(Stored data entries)
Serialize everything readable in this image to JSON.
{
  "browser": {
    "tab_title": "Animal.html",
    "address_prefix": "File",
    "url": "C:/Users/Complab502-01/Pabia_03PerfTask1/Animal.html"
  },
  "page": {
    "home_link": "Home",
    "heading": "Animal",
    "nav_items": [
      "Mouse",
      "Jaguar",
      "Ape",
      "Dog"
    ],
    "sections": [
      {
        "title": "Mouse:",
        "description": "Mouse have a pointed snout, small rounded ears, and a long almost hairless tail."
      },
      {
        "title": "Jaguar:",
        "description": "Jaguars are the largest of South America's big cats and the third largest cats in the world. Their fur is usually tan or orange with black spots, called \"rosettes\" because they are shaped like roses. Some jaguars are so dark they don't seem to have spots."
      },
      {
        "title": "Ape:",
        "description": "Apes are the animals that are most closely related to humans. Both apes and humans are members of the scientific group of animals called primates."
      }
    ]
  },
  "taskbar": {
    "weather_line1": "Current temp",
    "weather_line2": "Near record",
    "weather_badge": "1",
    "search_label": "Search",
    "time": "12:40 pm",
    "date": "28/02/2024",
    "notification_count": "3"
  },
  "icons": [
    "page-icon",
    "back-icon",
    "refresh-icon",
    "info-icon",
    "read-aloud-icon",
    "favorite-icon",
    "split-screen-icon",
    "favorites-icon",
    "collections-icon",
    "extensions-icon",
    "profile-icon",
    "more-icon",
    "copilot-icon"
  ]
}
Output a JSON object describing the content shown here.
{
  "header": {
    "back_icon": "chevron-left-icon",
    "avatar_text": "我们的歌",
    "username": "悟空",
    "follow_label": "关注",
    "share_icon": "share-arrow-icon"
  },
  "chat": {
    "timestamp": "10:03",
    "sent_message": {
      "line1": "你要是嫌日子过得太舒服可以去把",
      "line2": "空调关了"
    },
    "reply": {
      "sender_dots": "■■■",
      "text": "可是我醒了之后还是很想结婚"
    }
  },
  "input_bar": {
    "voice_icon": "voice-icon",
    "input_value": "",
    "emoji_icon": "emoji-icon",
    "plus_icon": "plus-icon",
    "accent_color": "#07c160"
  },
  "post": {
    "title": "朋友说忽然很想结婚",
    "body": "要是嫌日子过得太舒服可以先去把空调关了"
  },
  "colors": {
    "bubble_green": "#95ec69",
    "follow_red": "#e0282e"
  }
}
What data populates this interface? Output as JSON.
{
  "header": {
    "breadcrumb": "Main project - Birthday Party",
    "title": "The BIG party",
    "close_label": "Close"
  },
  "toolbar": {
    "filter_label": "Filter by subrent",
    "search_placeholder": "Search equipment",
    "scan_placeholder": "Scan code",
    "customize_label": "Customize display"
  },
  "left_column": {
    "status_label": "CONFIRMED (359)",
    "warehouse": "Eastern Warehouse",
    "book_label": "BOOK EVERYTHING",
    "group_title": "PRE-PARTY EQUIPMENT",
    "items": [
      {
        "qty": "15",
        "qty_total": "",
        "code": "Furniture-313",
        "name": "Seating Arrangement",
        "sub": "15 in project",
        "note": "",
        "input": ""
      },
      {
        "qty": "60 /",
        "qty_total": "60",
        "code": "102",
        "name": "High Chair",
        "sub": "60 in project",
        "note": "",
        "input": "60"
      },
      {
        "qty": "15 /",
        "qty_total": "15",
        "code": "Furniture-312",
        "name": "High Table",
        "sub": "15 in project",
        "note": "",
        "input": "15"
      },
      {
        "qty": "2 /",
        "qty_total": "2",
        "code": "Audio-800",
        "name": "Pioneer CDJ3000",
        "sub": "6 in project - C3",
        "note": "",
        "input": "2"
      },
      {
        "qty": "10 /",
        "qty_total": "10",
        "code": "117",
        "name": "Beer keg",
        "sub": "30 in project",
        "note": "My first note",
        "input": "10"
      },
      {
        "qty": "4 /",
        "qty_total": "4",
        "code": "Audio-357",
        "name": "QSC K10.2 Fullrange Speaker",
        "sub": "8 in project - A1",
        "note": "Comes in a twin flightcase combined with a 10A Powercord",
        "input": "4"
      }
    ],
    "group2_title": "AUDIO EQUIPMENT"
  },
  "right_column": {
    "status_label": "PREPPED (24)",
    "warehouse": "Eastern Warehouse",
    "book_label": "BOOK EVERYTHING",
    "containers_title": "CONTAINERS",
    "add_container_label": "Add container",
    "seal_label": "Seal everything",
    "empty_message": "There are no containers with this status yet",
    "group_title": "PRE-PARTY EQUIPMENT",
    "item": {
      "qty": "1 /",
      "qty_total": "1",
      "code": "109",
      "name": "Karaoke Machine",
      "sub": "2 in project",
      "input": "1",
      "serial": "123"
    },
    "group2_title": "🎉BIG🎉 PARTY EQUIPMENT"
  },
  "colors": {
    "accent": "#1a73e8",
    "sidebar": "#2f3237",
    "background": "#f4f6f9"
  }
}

- _What you are asked to do_
Select all lines in the listing that include the word "description".

- _Exercise answer_
        "description": "Mouse have a pointed snout, small rounded ears, and a long almost hairless tail."
        "description": "Jaguars are the largest of South America's big cats and the third largest cats in the world. Their fur is usually tan or orange with black spots, called \"rosettes\" because they are shaped like roses. Some jaguars are so dark they don't seem to have spots."
        "description": "Apes are the animals that are most closely related to humans. Both apes and humans are members of the scientific group of animals called primates."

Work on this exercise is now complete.